## Work to be completed:
Write out the records below word for word, please.
--------------------------------------------------
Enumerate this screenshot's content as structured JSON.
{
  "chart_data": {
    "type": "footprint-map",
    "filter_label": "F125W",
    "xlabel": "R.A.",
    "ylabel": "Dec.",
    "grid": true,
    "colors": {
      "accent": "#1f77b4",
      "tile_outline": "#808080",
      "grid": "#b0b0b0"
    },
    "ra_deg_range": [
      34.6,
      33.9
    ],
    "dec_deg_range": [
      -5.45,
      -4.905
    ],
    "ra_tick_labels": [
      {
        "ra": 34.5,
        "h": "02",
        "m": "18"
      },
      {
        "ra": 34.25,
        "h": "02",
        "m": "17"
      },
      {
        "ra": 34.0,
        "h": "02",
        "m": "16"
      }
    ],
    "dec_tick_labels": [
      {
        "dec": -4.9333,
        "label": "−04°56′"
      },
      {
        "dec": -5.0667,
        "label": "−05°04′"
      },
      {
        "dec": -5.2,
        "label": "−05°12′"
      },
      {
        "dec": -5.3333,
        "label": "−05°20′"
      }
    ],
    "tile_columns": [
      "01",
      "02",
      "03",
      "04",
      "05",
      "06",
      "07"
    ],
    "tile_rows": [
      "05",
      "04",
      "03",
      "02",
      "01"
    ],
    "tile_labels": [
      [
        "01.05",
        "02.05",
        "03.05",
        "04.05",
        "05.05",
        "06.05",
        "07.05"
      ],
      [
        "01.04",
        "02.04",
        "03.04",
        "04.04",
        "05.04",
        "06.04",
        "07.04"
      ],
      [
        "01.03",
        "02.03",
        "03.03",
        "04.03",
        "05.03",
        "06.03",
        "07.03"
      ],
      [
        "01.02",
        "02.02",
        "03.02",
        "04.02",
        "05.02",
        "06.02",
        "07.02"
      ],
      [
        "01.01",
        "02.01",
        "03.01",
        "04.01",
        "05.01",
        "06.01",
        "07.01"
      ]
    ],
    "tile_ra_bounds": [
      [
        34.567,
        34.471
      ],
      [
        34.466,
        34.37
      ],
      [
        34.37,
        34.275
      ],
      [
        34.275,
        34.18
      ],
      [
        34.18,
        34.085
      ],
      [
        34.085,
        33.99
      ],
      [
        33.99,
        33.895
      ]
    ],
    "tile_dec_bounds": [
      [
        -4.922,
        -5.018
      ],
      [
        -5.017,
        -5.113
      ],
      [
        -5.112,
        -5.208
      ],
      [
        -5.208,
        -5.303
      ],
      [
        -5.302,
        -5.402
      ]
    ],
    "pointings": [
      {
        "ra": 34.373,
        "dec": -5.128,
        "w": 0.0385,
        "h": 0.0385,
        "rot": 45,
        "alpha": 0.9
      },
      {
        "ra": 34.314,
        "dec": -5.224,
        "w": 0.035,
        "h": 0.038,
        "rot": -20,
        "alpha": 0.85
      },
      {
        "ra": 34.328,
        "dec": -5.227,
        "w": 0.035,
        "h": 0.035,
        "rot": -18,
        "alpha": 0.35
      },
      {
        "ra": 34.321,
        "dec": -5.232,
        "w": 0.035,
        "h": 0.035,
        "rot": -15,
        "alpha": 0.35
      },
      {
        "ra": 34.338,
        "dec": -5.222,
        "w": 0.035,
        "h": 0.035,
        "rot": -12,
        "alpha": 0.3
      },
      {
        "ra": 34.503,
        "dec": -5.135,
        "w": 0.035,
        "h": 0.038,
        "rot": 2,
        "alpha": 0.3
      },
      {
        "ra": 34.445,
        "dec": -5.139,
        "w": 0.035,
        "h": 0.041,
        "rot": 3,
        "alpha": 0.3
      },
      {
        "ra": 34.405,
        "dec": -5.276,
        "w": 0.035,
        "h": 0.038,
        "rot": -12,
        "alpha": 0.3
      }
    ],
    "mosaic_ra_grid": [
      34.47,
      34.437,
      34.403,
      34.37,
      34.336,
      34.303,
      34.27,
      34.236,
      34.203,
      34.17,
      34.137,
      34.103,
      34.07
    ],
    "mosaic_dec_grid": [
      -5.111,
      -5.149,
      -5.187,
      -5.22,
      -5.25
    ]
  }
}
--------------------------------------------------
## Written response:
Enumerate this screenshot's content as structured JSON.
{
  "chart_data": {
    "type": "footprint-map",
    "filter_label": "F125W",
    "xlabel": "R.A.",
    "ylabel": "Dec.",
    "grid": true,
    "colors": {
      "accent": "#1f77b4",
      "tile_outline": "#808080",
      "grid": "#b0b0b0"
    },
    "ra_deg_range": [
      34.6,
      33.9
    ],
    "dec_deg_range": [
      -5.45,
      -4.905
    ],
    "ra_tick_labels": [
      {
        "ra": 34.5,
        "h": "02",
        "m": "18"
      },
      {
        "ra": 34.25,
        "h": "02",
        "m": "17"
      },
      {
        "ra": 34.0,
        "h": "02",
        "m": "16"
      }
    ],
    "dec_tick_labels": [
      {
        "dec": -4.9333,
        "label": "−04°56′"
      },
      {
        "dec": -5.0667,
        "label": "−05°04′"
      },
      {
        "dec": -5.2,
        "label": "−05°12′"
      },
      {
        "dec": -5.3333,
        "label": "−05°20′"
      }
    ],
    "tile_columns": [
      "01",
      "02",
      "03",
      "04",
      "05",
      "06",
      "07"
    ],
    "tile_rows": [
      "05",
      "04",
      "03",
      "02",
      "01"
    ],
    "tile_labels": [
      [
        "01.05",
        "02.05",
        "03.05",
        "04.05",
        "05.05",
        "06.05",
        "07.05"
      ],
      [
        "01.04",
        "02.04",
        "03.04",
        "04.04",
        "05.04",
        "06.04",
        "07.04"
      ],
      [
        "01.03",
        "02.03",
        "03.03",
        "04.03",
        "05.03",
        "06.03",
        "07.03"
      ],
      [
        "01.02",
        "02.02",
        "03.02",
        "04.02",
        "05.02",
        "06.02",
        "07.02"
      ],
      [
        "01.01",
        "02.01",
        "03.01",
        "04.01",
        "05.01",
        "06.01",
        "07.01"
      ]
    ],
    "tile_ra_bounds": [
      [
        34.567,
        34.471
      ],
      [
        34.466,
        34.37
      ],
      [
        34.37,
        34.275
      ],
      [
        34.275,
        34.18
      ],
      [
        34.18,
        34.085
      ],
      [
        34.085,
        33.99
      ],
      [
        33.99,
        33.895
      ]
    ],
    "tile_dec_bounds": [
      [
        -4.922,
        -5.018
      ],
      [
        -5.017,
        -5.113
      ],
      [
        -5.112,
        -5.208
      ],
      [
        -5.208,
        -5.303
      ],
      [
        -5.302,
        -5.402
      ]
    ],
    "pointings": [
      {
        "ra": 34.373,
        "dec": -5.128,
        "w": 0.0385,
        "h": 0.0385,
        "rot": 45,
        "alpha": 0.9
      },
      {
        "ra": 34.314,
        "dec": -5.224,
        "w": 0.035,
        "h": 0.038,
        "rot": -20,
        "alpha": 0.85
      },
      {
        "ra": 34.328,
        "dec": -5.227,
        "w": 0.035,
        "h": 0.035,
        "rot": -18,
        "alpha": 0.35
      },
      {
        "ra": 34.321,
        "dec": -5.232,
        "w": 0.035,
        "h": 0.035,
        "rot": -15,
        "alpha": 0.35
      },
      {
        "ra": 34.338,
        "dec": -5.222,
        "w": 0.035,
        "h": 0.035,
        "rot": -12,
        "alpha": 0.3
      },
      {
        "ra": 34.503,
        "dec": -5.135,
        "w": 0.035,
        "h": 0.038,
        "rot": 2,
        "alpha": 0.3
      },
      {
        "ra": 34.445,
        "dec": -5.139,
        "w": 0.035,
        "h": 0.041,
        "rot": 3,
        "alpha": 0.3
      },
      {
        "ra": 34.405,
        "dec": -5.276,
        "w": 0.035,
        "h": 0.038,
        "rot": -12,
        "alpha": 0.3
      }
    ],
    "mosaic_ra_grid": [
      34.47,
      34.437,
      34.403,
      34.37,
      34.336,
      34.303,
      34.27,
      34.236,
      34.203,
      34.17,
      34.137,
      34.103,
      34.07
    ],
    "mosaic_dec_grid": [
      -5.111,
      -5.149,
      -5.187,
      -5.22,
      -5.25
    ]
  }
}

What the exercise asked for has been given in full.